## THE REQUEST
Copy out each line of the material in which the word "moisture" appears.

## MATERIAL SUPPLIED
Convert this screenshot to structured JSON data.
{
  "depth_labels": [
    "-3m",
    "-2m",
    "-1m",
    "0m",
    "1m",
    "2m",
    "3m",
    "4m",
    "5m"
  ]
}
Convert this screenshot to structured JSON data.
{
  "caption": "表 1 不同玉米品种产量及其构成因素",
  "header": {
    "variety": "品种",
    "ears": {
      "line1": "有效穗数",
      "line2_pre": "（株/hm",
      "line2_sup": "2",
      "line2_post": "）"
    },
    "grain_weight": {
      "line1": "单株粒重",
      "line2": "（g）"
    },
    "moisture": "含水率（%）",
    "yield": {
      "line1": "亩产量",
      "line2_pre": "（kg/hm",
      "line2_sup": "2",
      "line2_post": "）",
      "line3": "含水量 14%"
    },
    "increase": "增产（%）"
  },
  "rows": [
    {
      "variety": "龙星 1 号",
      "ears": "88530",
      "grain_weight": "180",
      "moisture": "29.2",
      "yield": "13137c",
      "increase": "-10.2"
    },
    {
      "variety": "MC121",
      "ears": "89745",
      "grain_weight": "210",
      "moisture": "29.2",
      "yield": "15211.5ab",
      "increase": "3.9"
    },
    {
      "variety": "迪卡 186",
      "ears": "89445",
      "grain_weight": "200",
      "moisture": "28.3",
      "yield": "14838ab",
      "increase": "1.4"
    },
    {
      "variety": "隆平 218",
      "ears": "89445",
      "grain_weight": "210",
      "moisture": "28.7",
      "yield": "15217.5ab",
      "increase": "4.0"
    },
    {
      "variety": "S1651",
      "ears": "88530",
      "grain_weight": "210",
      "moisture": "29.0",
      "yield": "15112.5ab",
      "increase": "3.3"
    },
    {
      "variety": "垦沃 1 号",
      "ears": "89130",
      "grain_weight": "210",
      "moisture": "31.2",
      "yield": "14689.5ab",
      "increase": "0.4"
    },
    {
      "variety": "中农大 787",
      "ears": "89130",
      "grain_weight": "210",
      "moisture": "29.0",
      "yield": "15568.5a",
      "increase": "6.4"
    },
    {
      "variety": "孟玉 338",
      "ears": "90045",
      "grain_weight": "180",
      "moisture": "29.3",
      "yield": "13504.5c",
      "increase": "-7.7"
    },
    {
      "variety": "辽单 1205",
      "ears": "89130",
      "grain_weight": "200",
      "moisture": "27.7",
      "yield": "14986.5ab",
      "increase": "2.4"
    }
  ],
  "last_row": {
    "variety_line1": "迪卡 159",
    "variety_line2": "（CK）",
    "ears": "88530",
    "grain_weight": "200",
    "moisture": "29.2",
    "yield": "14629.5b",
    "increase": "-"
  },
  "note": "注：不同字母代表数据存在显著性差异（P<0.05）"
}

## ANSWER IN FULL
    "moisture": "含水率（%）",
      "moisture": "29.2",
      "moisture": "29.2",
      "moisture": "28.3",
      "moisture": "28.7",
      "moisture": "29.0",
      "moisture": "31.2",
      "moisture": "29.0",
      "moisture": "29.3",
      "moisture": "27.7",
    "moisture": "29.2",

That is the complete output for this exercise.